Given passage:
---
Margaret Tafoya
Santa Clara


Maria Margarita "Margaret" Tafoya, given the Tewa name Gia-Khun-Povi, (Corn Blossom) unintentionally became the matriarch of Santa Clara Pueblo potters. Born in 1904 she learned the traditional art of pottery making from her mother, Sara Fina Tafoya. Her potting style was also influenced by her older sister Tomasita and by her aunt Santana.
Born in Santa Clara Pueblo near Santa Fe, New Mexico, she attended elementary school on the pueblo. When she wasn't in school she could usually be found making pottery. Later she attended Santa Fe Indian School as a boarder from 1915 until 1918. That separated her from the clay for most of the year as she was only home in the summers. When her oldest sister Tomasita died during the flu epidemic of 1918 Margaret returned home to stay with her mother.
Margaret originally created traditional utilitarian red and black vessels. Following the ancient method of coil-building her pottery with clay taken only from the grounds of Santa Clara Pueblo, she continued her mother's tradition of making exceptionally large pots with finely polished surfaces and simple carved designs. Her “bear paw” motif and deeply carved pueblo symbols like the avanyu (water serpent) and kiva steps around the shoulder of her jars are now signature trademarks of Tafoya family pottery. Margaret also used her fingers to impress lines and bear paws into the clay. For deeper designs, she required the assistance of her husband, Alcario Tafoya, whom she had married at eighteen. He would carve designs into the surfaces of her vessels after they had dried at least overnight.
---
Record list:
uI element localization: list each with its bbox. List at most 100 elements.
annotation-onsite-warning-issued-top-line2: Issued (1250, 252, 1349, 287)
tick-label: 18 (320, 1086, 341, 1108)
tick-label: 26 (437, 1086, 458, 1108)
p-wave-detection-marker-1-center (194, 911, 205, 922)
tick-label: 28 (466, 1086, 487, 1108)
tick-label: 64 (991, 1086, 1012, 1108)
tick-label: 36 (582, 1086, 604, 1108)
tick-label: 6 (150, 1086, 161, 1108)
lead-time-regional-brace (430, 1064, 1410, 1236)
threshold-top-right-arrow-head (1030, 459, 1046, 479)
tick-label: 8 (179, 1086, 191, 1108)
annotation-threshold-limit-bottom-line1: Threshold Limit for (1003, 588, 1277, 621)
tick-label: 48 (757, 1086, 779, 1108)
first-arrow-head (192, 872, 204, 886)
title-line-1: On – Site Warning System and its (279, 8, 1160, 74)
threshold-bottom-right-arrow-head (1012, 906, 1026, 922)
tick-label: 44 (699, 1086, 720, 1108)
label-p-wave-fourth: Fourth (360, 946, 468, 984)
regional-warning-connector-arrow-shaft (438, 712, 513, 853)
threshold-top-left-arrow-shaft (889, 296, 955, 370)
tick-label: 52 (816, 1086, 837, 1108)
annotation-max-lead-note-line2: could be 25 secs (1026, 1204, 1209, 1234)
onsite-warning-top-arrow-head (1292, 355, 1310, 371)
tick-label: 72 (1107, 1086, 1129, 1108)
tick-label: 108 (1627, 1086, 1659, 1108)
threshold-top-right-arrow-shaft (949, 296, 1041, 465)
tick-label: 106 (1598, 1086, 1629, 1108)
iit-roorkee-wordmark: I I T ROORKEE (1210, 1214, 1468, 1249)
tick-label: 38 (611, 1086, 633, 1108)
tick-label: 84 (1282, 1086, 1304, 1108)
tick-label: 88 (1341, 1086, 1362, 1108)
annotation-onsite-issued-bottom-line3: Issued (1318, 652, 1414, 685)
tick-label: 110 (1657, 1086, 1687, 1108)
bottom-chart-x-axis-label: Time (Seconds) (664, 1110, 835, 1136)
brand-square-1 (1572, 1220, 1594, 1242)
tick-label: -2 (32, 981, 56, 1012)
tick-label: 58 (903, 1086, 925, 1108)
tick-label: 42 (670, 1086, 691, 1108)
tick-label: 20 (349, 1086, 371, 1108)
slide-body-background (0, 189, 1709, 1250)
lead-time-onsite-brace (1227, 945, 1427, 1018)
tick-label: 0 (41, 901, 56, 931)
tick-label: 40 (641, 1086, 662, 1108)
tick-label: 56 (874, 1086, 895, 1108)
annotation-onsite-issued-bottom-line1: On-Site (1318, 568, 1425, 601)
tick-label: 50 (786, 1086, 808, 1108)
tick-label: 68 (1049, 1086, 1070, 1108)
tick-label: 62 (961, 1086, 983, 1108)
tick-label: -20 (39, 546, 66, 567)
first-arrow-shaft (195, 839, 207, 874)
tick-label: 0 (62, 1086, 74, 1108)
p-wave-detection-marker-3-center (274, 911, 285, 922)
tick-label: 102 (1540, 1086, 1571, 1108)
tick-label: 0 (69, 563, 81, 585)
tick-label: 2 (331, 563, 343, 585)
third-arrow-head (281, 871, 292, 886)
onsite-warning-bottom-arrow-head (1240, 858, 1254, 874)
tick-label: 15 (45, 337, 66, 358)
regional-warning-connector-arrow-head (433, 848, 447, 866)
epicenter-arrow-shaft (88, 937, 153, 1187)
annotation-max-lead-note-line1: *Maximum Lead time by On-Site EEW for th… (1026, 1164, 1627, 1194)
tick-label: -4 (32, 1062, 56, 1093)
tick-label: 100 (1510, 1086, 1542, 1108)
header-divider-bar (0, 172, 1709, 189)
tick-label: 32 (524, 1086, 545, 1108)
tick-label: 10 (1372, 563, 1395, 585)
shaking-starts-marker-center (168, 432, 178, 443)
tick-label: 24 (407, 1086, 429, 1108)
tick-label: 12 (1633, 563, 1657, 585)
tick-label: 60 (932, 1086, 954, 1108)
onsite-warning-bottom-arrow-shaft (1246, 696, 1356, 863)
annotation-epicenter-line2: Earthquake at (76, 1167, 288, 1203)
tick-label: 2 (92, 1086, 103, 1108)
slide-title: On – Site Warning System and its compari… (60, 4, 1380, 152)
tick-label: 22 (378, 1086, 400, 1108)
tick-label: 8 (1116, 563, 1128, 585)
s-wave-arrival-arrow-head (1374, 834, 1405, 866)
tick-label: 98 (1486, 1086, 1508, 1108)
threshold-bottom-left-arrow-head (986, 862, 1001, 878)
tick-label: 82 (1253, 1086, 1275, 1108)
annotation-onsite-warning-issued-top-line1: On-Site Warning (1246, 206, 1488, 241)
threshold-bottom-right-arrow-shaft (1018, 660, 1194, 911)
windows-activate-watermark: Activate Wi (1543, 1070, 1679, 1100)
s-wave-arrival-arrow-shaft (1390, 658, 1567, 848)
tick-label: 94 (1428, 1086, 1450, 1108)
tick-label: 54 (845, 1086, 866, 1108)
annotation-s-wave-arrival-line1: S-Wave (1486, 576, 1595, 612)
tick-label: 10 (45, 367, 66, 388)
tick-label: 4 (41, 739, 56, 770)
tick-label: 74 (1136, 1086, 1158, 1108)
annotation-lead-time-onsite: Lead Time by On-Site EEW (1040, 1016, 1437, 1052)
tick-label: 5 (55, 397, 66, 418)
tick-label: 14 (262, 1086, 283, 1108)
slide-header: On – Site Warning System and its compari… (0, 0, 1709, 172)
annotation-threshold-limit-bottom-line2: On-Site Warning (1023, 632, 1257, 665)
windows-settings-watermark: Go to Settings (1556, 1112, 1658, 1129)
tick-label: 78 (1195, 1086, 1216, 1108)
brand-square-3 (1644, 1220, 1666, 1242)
---
Jobs:
(a) Copy word for word everything in the passage about Margaret Tafoya from "Margaret originally created" down to "at least overnight.".
(b) Pick up the passage about Margaret Tafoya after its last sentence and keep writing it.

Set of answers:
(a)
Margaret originally created traditional utilitarian red and black vessels. Following the ancient method of coil-building her pottery with clay taken only from the grounds of Santa Clara Pueblo, she continued her mother's tradition of making exceptionally large pots with finely polished surfaces and simple carved designs. Her “bear paw” motif and deeply carved pueblo symbols like the avanyu (water serpent) and kiva steps around the shoulder of her jars are now signature trademarks of Tafoya family pottery. Margaret also used her fingers to impress lines and bear paws into the clay. For deeper designs, she required the assistance of her husband, Alcario Tafoya, whom she had married at eighteen. He would carve designs into the surfaces of her vessels after they had dried at least overnight.

(b)
Together, Margaret and Alcario raised thirteen children, many of whom are carrying on the family tradition of pottery making. Her commitment to quality, precision and esthetic simplicity in her pottery has been transferred to subsequent generations of her family. Her granddaughter Nancy Youngblood remembers, "…excellence was the operative word. She raised the bar so high and required the next generation to rise to that level."
Among the matriarchs of Pueblo pottery, Margaret Tafoya's place is unique. She neither innovated a style like Maria Martinez, who originated black-on-black at San Ildefonso Pueblo, nor revived an art form from prehistoric remains like Nampeyo of Hano at Hopi or Lucy M. Lewis who perfected fine line pots at Acoma. She did, however, bind herself to the cultural traditions of Santa Clara Pueblo. Despite changes in styles and techniques over time, she held firm to her faith in the clay. As a result of that commitment, she created some of the largest, simplest and most esthetically pleasing pieces of Pueblo pottery made in the twentieth century.
By the 1960s Margaret's pottery had become famous. She received the Best of Show Award in 1978 and 1979 at the Santa Fe Indian Market. In 1984, the National Endowment for the Arts awarded her a National Heritage Fellowship in recognition of her accomplishments. She was also recognized and received an award as a Master Traditional Artist in 1985.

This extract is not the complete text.